» WHAT TO PRODUCE: Copy down every line where the string "المواصفات" shows up.

» INPUT:
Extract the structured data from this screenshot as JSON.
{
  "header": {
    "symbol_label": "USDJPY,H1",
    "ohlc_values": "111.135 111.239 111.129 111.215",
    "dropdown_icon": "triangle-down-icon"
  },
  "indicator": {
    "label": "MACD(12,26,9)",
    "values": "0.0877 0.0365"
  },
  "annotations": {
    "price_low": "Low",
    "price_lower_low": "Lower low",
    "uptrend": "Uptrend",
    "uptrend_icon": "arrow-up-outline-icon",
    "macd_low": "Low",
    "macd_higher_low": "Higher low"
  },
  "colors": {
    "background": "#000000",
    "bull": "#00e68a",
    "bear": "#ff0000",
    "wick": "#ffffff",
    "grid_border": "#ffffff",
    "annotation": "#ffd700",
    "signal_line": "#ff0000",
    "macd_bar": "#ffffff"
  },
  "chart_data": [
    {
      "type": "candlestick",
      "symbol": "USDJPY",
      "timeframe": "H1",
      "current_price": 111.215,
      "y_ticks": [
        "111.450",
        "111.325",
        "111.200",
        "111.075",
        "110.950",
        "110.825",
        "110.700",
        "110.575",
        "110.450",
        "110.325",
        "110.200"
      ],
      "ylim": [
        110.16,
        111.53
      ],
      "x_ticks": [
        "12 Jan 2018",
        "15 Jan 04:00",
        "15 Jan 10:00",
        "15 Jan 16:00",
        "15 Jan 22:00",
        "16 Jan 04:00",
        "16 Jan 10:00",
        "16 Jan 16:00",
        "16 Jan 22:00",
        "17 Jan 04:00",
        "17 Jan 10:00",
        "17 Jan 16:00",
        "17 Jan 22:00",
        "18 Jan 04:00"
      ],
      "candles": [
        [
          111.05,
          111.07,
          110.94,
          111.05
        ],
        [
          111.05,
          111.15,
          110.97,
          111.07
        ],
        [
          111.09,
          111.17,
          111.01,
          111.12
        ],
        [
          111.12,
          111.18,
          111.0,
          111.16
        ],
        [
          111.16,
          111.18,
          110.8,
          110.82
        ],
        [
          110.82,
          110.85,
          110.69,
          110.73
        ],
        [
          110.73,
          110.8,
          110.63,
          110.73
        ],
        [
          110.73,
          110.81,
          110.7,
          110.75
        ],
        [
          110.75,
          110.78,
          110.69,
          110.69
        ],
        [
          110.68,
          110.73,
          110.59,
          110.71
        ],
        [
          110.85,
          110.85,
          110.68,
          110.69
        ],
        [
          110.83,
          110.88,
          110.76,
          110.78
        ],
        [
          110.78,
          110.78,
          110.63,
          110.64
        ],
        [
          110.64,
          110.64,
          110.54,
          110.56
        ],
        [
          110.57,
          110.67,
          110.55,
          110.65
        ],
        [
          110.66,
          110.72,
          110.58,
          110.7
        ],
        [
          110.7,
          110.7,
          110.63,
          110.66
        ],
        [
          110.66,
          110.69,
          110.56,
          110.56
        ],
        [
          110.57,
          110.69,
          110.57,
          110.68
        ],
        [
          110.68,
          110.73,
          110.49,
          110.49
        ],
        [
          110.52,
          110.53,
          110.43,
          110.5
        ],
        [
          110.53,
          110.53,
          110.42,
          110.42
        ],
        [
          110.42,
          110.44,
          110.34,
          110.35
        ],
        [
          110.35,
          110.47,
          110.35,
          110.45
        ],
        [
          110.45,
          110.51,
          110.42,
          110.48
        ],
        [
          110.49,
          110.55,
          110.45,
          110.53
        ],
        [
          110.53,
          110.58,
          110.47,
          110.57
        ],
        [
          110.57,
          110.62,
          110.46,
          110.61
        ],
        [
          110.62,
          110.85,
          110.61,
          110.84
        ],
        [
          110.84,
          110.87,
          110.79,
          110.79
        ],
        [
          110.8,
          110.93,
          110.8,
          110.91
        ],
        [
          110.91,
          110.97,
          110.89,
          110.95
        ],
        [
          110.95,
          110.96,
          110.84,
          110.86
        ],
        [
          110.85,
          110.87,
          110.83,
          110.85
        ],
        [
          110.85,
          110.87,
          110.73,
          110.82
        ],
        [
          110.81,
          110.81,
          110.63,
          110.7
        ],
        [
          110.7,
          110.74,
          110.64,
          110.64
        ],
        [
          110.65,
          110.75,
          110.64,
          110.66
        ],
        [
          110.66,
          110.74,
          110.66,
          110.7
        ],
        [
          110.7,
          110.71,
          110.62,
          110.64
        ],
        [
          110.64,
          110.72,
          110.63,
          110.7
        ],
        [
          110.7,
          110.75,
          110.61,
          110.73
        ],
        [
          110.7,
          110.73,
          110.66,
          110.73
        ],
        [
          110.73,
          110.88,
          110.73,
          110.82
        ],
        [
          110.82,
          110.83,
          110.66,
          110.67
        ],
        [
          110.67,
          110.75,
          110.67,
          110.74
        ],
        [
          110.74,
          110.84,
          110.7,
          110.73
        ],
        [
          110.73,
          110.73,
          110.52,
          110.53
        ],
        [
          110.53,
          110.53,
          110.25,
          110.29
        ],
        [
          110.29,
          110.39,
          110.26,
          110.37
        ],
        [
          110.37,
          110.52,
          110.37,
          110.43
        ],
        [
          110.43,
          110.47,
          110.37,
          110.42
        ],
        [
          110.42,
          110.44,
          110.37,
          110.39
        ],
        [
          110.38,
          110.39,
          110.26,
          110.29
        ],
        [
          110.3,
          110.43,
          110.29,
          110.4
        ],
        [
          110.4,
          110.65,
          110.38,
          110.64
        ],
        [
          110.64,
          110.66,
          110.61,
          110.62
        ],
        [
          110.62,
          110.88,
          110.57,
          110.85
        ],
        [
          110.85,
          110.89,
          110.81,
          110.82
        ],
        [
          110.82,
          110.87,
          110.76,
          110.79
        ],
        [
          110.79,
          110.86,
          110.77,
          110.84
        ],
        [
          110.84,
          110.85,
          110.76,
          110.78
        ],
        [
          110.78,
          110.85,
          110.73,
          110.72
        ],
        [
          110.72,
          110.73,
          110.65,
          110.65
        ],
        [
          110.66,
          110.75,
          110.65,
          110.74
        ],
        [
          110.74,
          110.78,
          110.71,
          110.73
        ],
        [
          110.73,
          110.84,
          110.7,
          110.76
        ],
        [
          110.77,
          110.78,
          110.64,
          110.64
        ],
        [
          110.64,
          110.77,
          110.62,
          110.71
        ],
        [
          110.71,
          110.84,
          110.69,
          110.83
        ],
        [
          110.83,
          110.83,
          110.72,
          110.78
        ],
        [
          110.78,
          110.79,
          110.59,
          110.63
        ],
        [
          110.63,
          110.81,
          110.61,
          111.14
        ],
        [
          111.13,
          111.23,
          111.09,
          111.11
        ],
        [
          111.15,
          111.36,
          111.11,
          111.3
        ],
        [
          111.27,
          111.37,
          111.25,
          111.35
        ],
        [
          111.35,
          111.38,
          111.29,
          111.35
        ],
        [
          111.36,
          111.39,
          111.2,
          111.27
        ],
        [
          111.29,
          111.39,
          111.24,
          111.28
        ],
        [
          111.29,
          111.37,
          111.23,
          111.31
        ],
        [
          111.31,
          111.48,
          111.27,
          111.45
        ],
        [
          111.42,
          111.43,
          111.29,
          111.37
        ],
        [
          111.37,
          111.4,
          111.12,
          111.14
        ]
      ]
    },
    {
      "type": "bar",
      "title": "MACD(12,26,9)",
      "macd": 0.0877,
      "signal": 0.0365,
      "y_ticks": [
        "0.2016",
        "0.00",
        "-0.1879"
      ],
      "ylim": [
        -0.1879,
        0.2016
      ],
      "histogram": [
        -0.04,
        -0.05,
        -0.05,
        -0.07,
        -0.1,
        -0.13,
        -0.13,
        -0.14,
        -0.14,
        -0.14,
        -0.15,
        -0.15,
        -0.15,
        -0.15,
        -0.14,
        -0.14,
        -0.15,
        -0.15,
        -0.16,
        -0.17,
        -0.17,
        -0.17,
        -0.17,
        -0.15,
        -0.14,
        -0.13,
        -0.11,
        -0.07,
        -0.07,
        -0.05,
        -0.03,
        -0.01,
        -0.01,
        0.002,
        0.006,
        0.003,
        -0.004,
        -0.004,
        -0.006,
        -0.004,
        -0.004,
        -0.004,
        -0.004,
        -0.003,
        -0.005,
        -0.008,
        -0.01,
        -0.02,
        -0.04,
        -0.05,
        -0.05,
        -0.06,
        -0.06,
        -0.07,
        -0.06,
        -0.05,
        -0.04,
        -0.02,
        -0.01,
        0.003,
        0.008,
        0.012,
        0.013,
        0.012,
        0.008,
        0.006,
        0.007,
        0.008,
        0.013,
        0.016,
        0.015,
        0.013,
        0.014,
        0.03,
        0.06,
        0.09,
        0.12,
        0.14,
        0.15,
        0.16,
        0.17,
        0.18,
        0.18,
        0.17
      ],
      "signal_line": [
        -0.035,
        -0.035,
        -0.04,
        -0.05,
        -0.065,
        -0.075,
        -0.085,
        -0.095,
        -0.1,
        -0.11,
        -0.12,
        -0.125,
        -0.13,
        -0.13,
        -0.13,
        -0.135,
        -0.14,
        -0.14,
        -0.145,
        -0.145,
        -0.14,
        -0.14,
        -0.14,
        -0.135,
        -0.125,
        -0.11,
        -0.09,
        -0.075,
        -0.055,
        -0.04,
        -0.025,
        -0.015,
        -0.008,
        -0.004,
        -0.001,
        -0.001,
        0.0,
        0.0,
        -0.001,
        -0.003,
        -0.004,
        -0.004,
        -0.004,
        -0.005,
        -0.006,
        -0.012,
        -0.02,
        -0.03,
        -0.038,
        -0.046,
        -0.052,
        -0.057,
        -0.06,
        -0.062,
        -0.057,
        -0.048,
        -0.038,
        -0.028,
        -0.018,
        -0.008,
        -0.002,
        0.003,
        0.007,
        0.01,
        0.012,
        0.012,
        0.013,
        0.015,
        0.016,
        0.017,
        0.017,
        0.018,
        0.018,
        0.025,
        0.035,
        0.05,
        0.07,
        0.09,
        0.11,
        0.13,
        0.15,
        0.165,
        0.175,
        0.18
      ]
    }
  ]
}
--
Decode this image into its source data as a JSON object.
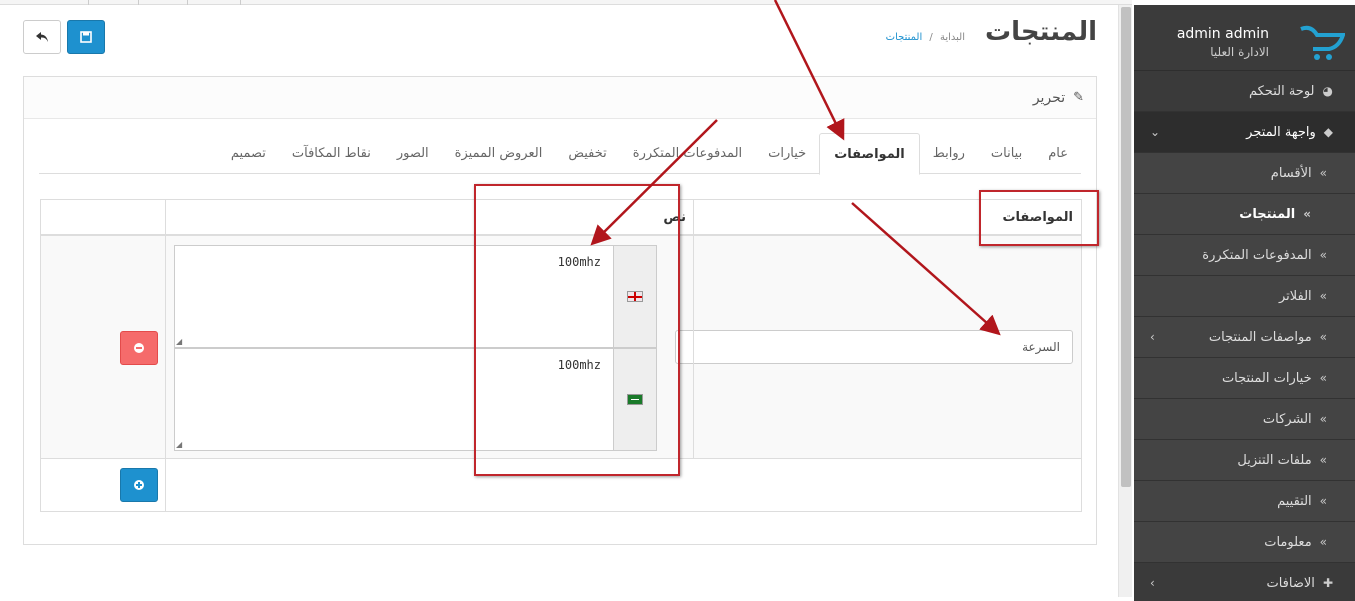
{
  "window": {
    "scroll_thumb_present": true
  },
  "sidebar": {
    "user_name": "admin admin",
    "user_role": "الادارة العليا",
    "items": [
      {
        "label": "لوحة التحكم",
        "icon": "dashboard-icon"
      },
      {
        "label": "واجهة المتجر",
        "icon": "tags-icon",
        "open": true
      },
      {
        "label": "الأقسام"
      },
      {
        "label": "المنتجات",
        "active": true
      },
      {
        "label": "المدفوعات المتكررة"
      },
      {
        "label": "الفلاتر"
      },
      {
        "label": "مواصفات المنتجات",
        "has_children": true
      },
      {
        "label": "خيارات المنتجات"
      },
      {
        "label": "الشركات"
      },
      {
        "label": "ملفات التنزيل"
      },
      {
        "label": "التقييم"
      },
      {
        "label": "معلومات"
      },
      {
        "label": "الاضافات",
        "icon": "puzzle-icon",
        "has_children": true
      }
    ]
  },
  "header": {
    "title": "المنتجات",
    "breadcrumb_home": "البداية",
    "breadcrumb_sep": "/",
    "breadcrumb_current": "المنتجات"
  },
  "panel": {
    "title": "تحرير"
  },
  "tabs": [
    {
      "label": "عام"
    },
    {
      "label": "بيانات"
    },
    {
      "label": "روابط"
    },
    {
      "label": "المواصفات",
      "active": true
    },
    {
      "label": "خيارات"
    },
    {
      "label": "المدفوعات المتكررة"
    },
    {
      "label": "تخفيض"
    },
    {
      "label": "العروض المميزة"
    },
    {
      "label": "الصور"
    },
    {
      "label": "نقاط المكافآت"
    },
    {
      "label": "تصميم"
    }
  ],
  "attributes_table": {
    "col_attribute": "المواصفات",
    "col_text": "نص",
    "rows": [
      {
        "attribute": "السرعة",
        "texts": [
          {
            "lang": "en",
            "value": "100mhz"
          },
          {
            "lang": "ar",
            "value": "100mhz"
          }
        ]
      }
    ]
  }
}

» SOLVED PROBLEM:
      "label": "المواصفات",
    "col_attribute": "المواصفات",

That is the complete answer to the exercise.